*Data lines*:
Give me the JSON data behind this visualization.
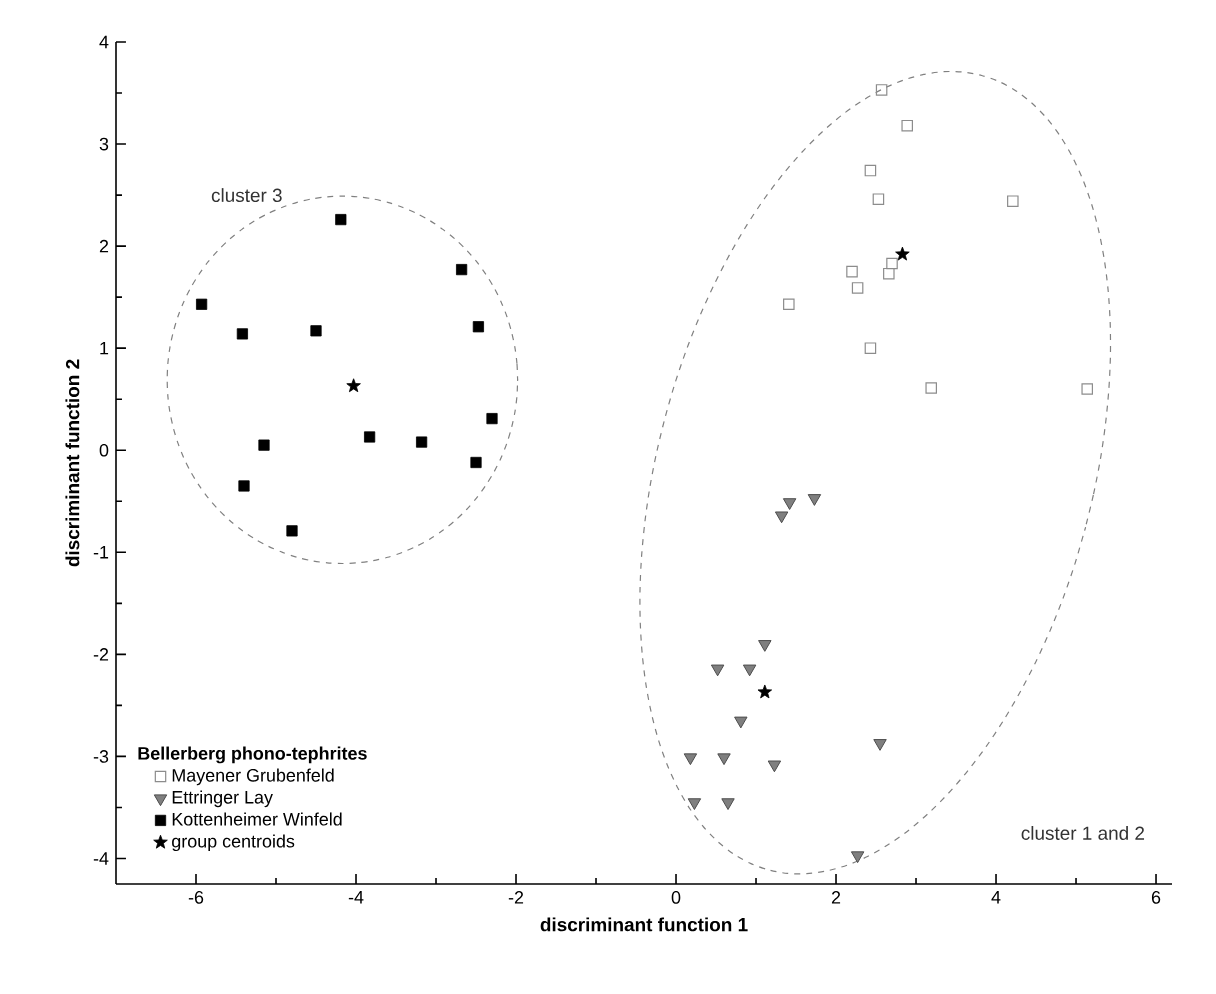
{
  "chart_data": {
    "type": "scatter",
    "xlabel": "discriminant function 1",
    "ylabel": "discriminant function 2",
    "legend_title": "**Bellerberg phono-tephrites**",
    "legend": "bottom left",
    "grid": false,
    "xlim": [
      -7,
      6.2
    ],
    "ylim": [
      -4.25,
      4
    ],
    "xticks": [
      -6,
      -4,
      -2,
      0,
      2,
      4,
      6
    ],
    "yticks": [
      -4,
      -3,
      -2,
      -1,
      0,
      1,
      2,
      3,
      4
    ],
    "annotations": [
      "cluster 3",
      "cluster 1 and 2"
    ],
    "series": [
      {
        "name": "Mayener Grubenfeld",
        "color": "#8c8c8c",
        "marker": "square",
        "x": [
          2.57,
          2.89,
          2.43,
          2.53,
          4.21,
          2.2,
          2.27,
          2.66,
          2.7,
          1.41,
          2.43,
          3.19,
          5.14
        ],
        "values": [
          3.53,
          3.18,
          2.74,
          2.46,
          2.44,
          1.75,
          1.59,
          1.73,
          1.83,
          1.43,
          1.0,
          0.61,
          0.6
        ]
      },
      {
        "name": "Ettringer Lay",
        "color": "#7f7f7f",
        "marker": "triangle",
        "x": [
          1.42,
          1.73,
          1.32,
          1.11,
          0.52,
          0.92,
          0.81,
          0.18,
          0.6,
          1.23,
          2.55,
          0.23,
          0.65,
          2.27
        ],
        "values": [
          -0.51,
          -0.47,
          -0.64,
          -1.9,
          -2.14,
          -2.14,
          -2.65,
          -3.01,
          -3.01,
          -3.08,
          -2.87,
          -3.45,
          -3.45,
          -3.97
        ]
      },
      {
        "name": "Kottenheimer Winfeld",
        "color": "#000000",
        "marker": "square",
        "x": [
          -5.93,
          -5.42,
          -4.5,
          -4.19,
          -2.68,
          -2.47,
          -2.3,
          -2.5,
          -3.18,
          -3.83,
          -5.15,
          -5.4,
          -4.8
        ],
        "values": [
          1.43,
          1.14,
          1.17,
          2.26,
          1.77,
          1.21,
          0.31,
          -0.12,
          0.08,
          0.13,
          0.05,
          -0.35,
          -0.79
        ]
      },
      {
        "name": "group centroids",
        "color": "#000000",
        "marker": "star",
        "x": [
          -4.03,
          2.83,
          1.11
        ],
        "values": [
          0.63,
          1.92,
          -2.37
        ]
      }
    ]
  }
}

*Direction*:
Reproduce every record above exactly, but leave out the pictures.

*Correct output*:
Give me the JSON data behind this visualization.
{
  "chart_data": {
    "type": "scatter",
    "xlabel": "discriminant function 1",
    "ylabel": "discriminant function 2",
    "legend_title": "**Bellerberg phono-tephrites**",
    "legend": "bottom left",
    "grid": false,
    "xlim": [
      -7,
      6.2
    ],
    "ylim": [
      -4.25,
      4
    ],
    "xticks": [
      -6,
      -4,
      -2,
      0,
      2,
      4,
      6
    ],
    "yticks": [
      -4,
      -3,
      -2,
      -1,
      0,
      1,
      2,
      3,
      4
    ],
    "annotations": [
      "cluster 3",
      "cluster 1 and 2"
    ],
    "series": [
      {
        "name": "Mayener Grubenfeld",
        "color": "#8c8c8c",
        "marker": "square",
        "x": [
          2.57,
          2.89,
          2.43,
          2.53,
          4.21,
          2.2,
          2.27,
          2.66,
          2.7,
          1.41,
          2.43,
          3.19,
          5.14
        ],
        "values": [
          3.53,
          3.18,
          2.74,
          2.46,
          2.44,
          1.75,
          1.59,
          1.73,
          1.83,
          1.43,
          1.0,
          0.61,
          0.6
        ]
      },
      {
        "name": "Ettringer Lay",
        "color": "#7f7f7f",
        "marker": "triangle",
        "x": [
          1.42,
          1.73,
          1.32,
          1.11,
          0.52,
          0.92,
          0.81,
          0.18,
          0.6,
          1.23,
          2.55,
          0.23,
          0.65,
          2.27
        ],
        "values": [
          -0.51,
          -0.47,
          -0.64,
          -1.9,
          -2.14,
          -2.14,
          -2.65,
          -3.01,
          -3.01,
          -3.08,
          -2.87,
          -3.45,
          -3.45,
          -3.97
        ]
      },
      {
        "name": "Kottenheimer Winfeld",
        "color": "#000000",
        "marker": "square",
        "x": [
          -5.93,
          -5.42,
          -4.5,
          -4.19,
          -2.68,
          -2.47,
          -2.3,
          -2.5,
          -3.18,
          -3.83,
          -5.15,
          -5.4,
          -4.8
        ],
        "values": [
          1.43,
          1.14,
          1.17,
          2.26,
          1.77,
          1.21,
          0.31,
          -0.12,
          0.08,
          0.13,
          0.05,
          -0.35,
          -0.79
        ]
      },
      {
        "name": "group centroids",
        "color": "#000000",
        "marker": "star",
        "x": [
          -4.03,
          2.83,
          1.11
        ],
        "values": [
          0.63,
          1.92,
          -2.37
        ]
      }
    ]
  }
}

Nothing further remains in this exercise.